### PROBLEM STATEMENT
Your answer should be a single number: the count of lines that include the word "Shaikh".

### DATA RECORDS
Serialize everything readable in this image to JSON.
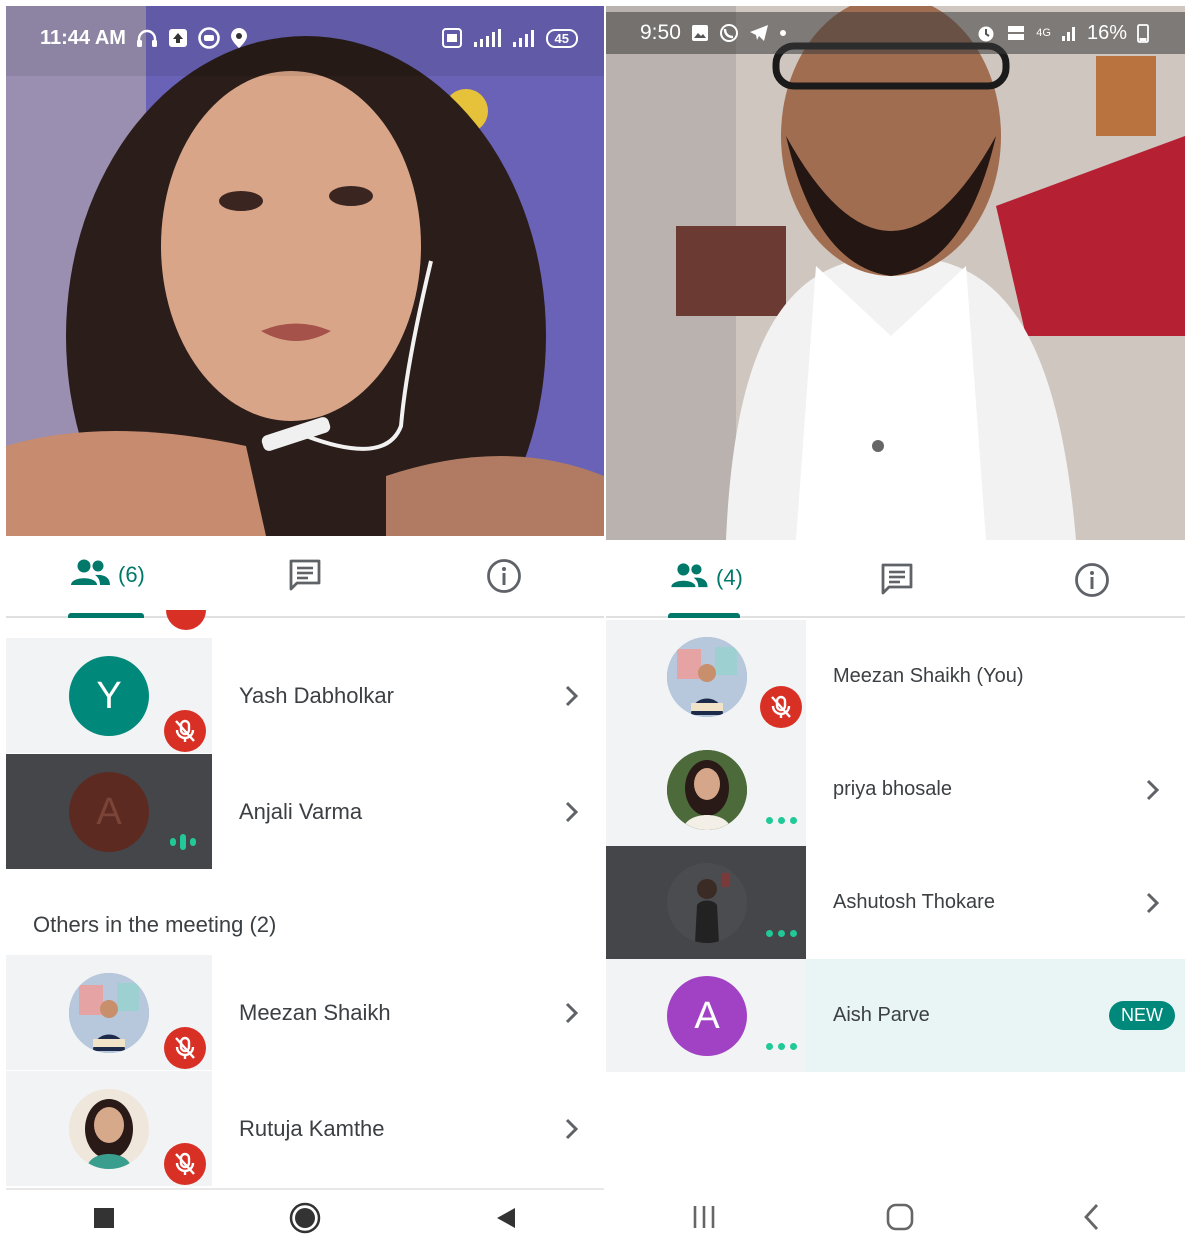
{
  "left": {
    "status": {
      "time": "11:44 AM",
      "battery": "45"
    },
    "tabs": {
      "people_count": "(6)"
    },
    "participants": [
      {
        "name": "Yash Dabholkar",
        "initial": "Y",
        "avatar_color": "#00897b",
        "state": "muted"
      },
      {
        "name": "Anjali Varma",
        "initial": "A",
        "avatar_color": "#5d2a22",
        "state": "speaking"
      }
    ],
    "others_label": "Others in the meeting (2)",
    "others": [
      {
        "name": "Meezan Shaikh",
        "state": "muted"
      },
      {
        "name": "Rutuja Kamthe",
        "state": "muted"
      }
    ]
  },
  "right": {
    "status": {
      "time": "9:50",
      "battery": "16%",
      "network": "4G"
    },
    "tabs": {
      "people_count": "(4)"
    },
    "participants": [
      {
        "name": "Meezan Shaikh (You)",
        "state": "muted"
      },
      {
        "name": "priya bhosale",
        "state": "idle"
      },
      {
        "name": "Ashutosh Thokare",
        "state": "idle"
      },
      {
        "name": "Aish Parve",
        "initial": "A",
        "avatar_color": "#a142c4",
        "state": "idle",
        "badge": "NEW"
      }
    ]
  },
  "colors": {
    "accent": "#00796b",
    "muted": "#d93025",
    "dots": "#20c997",
    "new_row": "#e8f5f4"
  }
}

### SOLUTION FOR THIS EXERCISE
2